# Exercise goal
Please copy each of the rows below word for word, keeping every line as it appears.
╭─ Supplied material
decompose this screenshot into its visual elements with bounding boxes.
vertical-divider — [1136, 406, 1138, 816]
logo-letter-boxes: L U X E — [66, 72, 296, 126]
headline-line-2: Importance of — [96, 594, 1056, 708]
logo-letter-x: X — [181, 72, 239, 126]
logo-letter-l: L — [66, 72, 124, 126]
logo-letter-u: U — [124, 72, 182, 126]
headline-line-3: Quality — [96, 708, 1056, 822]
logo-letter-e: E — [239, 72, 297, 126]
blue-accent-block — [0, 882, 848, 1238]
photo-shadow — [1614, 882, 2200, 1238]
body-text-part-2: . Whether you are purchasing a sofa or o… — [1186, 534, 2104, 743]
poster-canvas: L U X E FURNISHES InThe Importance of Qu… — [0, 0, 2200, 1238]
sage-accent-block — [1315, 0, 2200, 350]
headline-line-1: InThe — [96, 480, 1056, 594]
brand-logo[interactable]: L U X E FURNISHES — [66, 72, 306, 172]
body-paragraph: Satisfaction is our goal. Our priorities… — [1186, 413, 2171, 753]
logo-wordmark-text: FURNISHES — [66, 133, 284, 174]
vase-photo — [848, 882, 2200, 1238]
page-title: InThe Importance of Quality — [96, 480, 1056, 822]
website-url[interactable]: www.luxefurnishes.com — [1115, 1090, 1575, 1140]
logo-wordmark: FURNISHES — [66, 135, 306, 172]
╰─
# Worked answer
decompose this screenshot into its visual elements with bounding boxes.
vertical-divider — [1136, 406, 1138, 816]
logo-letter-boxes: L U X E — [66, 72, 296, 126]
headline-line-2: Importance of — [96, 594, 1056, 708]
logo-letter-x: X — [181, 72, 239, 126]
logo-letter-l: L — [66, 72, 124, 126]
logo-letter-u: U — [124, 72, 182, 126]
headline-line-3: Quality — [96, 708, 1056, 822]
logo-letter-e: E — [239, 72, 297, 126]
blue-accent-block — [0, 882, 848, 1238]
photo-shadow — [1614, 882, 2200, 1238]
body-text-part-2: . Whether you are purchasing a sofa or o… — [1186, 534, 2104, 743]
poster-canvas: L U X E FURNISHES InThe Importance of Qu… — [0, 0, 2200, 1238]
sage-accent-block — [1315, 0, 2200, 350]
headline-line-1: InThe — [96, 480, 1056, 594]
brand-logo[interactable]: L U X E FURNISHES — [66, 72, 306, 172]
body-paragraph: Satisfaction is our goal. Our priorities… — [1186, 413, 2171, 753]
logo-wordmark-text: FURNISHES — [66, 133, 284, 174]
vase-photo — [848, 882, 2200, 1238]
page-title: InThe Importance of Quality — [96, 480, 1056, 822]
website-url[interactable]: www.luxefurnishes.com — [1115, 1090, 1575, 1140]
logo-wordmark: FURNISHES — [66, 135, 306, 172]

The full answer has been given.